Stored items
-=-=-=-=-
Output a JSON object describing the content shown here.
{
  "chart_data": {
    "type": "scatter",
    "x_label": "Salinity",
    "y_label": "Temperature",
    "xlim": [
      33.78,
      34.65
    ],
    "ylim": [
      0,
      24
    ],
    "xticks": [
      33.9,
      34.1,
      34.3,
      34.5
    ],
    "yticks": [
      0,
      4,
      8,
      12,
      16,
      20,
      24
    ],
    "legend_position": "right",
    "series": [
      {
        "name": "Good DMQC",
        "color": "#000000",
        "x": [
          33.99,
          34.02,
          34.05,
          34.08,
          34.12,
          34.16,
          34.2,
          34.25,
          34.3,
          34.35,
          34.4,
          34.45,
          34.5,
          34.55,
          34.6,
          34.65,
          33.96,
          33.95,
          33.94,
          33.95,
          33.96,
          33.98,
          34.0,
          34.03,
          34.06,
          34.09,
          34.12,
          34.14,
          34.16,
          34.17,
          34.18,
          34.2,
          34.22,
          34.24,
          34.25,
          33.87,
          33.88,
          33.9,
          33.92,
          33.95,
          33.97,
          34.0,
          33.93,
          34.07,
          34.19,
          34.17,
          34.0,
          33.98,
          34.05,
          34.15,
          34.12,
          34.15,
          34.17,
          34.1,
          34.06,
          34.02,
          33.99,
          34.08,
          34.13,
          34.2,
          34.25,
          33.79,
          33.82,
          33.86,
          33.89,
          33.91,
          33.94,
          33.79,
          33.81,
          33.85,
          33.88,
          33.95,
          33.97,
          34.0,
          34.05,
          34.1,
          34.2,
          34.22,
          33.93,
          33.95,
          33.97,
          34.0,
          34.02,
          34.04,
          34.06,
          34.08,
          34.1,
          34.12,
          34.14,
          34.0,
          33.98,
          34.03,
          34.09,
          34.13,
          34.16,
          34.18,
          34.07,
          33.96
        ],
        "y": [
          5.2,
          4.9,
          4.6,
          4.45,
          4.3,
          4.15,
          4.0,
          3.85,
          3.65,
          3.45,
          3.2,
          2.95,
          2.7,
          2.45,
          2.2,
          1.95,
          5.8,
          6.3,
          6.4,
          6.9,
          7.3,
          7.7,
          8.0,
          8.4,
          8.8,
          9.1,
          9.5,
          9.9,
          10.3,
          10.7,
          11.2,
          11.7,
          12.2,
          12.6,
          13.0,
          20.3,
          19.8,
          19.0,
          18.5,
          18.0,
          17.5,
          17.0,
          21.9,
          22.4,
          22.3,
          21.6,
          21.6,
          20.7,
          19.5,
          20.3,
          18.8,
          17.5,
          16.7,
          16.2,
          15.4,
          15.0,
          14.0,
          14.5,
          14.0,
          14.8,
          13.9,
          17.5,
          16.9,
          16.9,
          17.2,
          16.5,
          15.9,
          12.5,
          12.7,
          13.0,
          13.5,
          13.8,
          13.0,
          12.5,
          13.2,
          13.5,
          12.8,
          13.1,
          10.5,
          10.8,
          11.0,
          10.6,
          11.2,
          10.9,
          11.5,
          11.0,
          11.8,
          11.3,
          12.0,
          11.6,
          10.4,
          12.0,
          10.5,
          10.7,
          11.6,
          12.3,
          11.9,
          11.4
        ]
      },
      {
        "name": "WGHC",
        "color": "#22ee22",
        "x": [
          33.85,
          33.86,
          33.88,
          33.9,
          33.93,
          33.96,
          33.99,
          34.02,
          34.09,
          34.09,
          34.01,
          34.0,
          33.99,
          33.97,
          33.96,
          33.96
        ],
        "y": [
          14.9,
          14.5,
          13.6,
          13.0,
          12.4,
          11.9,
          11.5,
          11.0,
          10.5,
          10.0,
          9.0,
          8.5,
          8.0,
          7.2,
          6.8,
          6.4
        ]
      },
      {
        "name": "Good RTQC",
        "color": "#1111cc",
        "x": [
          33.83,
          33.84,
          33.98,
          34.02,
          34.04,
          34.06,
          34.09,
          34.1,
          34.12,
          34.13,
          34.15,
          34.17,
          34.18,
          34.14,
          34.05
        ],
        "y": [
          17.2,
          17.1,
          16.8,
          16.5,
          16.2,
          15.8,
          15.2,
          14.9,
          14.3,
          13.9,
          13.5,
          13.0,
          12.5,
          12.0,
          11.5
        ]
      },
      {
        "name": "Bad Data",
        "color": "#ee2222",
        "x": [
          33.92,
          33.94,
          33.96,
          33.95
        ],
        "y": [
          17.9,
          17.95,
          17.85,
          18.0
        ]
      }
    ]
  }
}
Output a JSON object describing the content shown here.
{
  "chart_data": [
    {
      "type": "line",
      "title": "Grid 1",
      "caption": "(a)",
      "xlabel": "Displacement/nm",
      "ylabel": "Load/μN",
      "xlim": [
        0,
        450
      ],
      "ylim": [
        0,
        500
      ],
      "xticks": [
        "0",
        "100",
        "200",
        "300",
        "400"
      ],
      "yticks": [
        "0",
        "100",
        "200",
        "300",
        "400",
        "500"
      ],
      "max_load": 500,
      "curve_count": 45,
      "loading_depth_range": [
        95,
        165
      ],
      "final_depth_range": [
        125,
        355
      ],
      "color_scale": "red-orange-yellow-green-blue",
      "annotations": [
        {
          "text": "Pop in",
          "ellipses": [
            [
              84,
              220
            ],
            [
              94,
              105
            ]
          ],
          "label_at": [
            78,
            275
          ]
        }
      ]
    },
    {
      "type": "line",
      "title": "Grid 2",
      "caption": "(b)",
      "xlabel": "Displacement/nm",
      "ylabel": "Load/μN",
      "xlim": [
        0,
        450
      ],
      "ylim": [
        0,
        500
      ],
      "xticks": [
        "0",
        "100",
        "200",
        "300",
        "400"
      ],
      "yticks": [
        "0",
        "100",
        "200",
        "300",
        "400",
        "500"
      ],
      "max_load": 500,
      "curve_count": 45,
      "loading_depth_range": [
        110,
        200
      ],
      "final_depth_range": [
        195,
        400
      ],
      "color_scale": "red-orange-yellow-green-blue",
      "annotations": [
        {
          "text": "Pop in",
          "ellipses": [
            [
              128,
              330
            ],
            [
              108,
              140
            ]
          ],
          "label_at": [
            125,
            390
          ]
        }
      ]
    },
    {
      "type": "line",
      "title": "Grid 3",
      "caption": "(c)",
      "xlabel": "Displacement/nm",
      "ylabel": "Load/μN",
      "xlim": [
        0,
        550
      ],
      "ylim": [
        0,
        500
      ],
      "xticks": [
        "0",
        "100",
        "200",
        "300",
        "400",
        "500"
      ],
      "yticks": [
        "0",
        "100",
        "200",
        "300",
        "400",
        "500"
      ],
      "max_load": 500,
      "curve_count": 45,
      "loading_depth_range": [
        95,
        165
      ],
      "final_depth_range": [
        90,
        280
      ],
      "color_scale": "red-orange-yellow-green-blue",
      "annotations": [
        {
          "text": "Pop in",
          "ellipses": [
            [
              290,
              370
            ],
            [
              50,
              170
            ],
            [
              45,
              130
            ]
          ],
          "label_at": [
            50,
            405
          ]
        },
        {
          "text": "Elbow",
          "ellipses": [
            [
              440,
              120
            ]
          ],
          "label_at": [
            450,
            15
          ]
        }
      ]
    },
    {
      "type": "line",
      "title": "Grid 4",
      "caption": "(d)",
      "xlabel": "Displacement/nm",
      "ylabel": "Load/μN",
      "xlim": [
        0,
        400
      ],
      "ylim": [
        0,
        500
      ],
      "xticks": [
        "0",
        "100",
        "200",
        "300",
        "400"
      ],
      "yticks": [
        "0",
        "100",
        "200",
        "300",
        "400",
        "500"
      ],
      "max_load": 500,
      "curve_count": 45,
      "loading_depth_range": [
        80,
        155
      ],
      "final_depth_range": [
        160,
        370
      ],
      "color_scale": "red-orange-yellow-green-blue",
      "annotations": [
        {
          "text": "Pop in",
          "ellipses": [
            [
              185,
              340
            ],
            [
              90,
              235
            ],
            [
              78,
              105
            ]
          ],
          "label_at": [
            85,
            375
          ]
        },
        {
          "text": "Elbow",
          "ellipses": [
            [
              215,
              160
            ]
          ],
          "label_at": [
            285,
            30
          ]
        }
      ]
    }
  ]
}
-=-=-=-=-
YOUR OBJECTIVE
Identify the lines that contain the string "title", and copy every one of them.

SOLVED EXERCISE
      "title": "Grid 1",
      "title": "Grid 2",
      "title": "Grid 3",
      "title": "Grid 4",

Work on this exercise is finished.